** Data for this task **
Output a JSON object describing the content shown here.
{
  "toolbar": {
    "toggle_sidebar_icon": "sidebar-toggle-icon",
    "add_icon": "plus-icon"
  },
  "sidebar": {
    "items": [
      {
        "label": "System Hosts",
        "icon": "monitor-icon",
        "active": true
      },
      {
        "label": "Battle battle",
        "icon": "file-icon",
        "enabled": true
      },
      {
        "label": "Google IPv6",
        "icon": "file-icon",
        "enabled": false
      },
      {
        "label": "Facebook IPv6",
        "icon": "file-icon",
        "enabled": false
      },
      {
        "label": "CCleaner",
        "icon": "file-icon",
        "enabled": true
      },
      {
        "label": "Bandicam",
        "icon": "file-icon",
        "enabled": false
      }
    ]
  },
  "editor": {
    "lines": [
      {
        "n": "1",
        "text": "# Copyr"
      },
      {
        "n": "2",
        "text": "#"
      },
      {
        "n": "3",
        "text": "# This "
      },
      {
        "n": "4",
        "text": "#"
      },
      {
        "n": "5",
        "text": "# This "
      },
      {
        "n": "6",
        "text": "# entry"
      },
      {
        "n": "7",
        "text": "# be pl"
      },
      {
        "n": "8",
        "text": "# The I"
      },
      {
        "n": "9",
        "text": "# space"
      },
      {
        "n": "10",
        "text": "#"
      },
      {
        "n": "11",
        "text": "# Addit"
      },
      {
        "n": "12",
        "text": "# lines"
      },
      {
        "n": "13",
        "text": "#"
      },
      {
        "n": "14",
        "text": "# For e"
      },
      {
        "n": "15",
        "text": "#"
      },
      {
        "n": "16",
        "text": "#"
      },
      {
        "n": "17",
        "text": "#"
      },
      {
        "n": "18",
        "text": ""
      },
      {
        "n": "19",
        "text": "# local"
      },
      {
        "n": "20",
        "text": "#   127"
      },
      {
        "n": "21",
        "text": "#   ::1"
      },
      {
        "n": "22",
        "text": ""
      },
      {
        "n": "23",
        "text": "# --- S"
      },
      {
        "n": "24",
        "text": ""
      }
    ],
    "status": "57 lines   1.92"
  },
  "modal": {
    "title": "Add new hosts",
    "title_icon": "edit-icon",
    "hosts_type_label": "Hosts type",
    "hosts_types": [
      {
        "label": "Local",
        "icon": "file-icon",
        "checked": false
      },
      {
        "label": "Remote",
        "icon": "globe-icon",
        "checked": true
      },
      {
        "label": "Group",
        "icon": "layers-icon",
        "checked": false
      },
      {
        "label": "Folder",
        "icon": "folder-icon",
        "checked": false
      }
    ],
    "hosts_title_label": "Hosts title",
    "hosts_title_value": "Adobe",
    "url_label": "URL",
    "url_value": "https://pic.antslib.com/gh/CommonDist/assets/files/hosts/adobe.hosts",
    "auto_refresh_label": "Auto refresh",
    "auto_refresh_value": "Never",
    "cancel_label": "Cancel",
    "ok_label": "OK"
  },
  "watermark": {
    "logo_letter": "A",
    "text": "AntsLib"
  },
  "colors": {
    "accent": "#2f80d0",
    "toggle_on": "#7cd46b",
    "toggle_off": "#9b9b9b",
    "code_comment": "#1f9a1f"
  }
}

** Requirement **
Your answer should be a single number: the count of lines in these records that hold the string "sidebar".

** The result **
2